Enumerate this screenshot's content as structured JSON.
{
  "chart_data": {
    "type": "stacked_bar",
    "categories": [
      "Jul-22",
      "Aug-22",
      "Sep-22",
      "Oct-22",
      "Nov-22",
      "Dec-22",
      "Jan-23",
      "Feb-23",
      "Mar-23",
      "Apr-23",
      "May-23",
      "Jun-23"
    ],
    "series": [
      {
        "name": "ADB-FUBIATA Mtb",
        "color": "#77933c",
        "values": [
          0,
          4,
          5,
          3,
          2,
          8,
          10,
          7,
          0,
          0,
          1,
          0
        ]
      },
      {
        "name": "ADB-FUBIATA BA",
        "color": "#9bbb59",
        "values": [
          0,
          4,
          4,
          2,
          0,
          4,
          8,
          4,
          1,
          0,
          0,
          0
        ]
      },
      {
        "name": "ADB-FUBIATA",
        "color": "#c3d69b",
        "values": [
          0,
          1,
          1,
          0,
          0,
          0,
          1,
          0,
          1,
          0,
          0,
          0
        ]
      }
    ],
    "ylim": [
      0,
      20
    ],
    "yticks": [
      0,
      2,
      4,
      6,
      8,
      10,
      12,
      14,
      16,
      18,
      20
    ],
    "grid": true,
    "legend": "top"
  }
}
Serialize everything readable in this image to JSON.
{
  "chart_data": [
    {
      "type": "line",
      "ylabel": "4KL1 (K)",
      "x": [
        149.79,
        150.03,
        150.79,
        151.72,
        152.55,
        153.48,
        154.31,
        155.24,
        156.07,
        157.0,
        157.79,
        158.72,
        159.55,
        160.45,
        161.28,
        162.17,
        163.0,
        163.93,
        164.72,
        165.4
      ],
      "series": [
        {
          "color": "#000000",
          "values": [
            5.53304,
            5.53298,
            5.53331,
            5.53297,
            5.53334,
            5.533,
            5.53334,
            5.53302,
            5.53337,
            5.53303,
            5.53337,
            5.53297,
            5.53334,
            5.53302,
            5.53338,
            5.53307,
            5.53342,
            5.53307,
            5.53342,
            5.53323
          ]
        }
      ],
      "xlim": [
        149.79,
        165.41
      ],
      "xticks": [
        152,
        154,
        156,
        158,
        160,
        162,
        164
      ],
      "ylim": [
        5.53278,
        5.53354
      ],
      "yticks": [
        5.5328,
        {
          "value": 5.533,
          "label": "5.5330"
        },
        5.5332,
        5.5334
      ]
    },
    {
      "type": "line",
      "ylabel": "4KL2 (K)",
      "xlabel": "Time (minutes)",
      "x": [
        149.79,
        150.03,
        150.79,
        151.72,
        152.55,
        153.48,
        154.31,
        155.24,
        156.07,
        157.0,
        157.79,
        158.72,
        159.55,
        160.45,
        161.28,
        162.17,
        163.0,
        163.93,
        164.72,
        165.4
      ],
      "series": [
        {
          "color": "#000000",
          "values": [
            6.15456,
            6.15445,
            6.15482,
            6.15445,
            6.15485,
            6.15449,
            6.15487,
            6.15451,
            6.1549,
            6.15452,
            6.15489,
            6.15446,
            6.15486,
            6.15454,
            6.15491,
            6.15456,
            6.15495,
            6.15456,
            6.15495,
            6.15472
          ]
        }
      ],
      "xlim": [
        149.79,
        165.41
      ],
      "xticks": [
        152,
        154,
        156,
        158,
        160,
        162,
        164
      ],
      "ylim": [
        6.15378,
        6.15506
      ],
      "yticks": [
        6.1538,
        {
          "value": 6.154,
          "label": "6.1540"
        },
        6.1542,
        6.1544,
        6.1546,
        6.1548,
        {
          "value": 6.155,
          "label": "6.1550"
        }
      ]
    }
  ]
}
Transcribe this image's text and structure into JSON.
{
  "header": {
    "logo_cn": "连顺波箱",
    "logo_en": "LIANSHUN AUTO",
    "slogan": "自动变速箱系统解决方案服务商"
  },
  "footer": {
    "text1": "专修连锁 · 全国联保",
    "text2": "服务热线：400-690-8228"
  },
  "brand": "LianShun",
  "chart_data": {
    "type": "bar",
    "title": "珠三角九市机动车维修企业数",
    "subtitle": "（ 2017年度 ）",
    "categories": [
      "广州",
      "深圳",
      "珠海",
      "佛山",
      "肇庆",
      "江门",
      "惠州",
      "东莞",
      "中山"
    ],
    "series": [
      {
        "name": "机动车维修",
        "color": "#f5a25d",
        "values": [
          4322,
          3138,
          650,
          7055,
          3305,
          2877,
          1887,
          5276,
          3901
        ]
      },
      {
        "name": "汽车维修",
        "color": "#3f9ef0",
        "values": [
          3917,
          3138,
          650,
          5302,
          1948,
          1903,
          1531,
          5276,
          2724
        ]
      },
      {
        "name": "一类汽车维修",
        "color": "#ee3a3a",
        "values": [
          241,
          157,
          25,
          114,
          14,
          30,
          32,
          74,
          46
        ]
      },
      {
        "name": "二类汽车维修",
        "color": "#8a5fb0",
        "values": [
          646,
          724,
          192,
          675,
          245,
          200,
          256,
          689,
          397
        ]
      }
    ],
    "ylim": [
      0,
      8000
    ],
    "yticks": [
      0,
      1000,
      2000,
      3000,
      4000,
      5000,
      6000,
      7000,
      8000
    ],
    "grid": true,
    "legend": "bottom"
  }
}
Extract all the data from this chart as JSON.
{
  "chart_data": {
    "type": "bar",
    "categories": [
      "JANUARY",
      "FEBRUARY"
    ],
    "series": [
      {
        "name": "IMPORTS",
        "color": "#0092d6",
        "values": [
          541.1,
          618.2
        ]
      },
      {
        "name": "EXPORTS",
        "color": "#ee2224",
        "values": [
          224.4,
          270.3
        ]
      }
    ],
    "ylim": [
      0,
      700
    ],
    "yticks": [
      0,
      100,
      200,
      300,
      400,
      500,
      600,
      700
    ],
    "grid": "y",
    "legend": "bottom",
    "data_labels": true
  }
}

--------

## THE PROBLEM:
Quote every line from the line containing "Extract all the data from this chart as JSON." through the closing line of the listing, including both.

## WORKED ANSWER:
Extract all the data from this chart as JSON.
{
  "chart_data": {
    "type": "bar",
    "categories": [
      "JANUARY",
      "FEBRUARY"
    ],
    "series": [
      {
        "name": "IMPORTS",
        "color": "#0092d6",
        "values": [
          541.1,
          618.2
        ]
      },
      {
        "name": "EXPORTS",
        "color": "#ee2224",
        "values": [
          224.4,
          270.3
        ]
      }
    ],
    "ylim": [
      0,
      700
    ],
    "yticks": [
      0,
      100,
      200,
      300,
      400,
      500,
      600,
      700
    ],
    "grid": "y",
    "legend": "bottom",
    "data_labels": true
  }
}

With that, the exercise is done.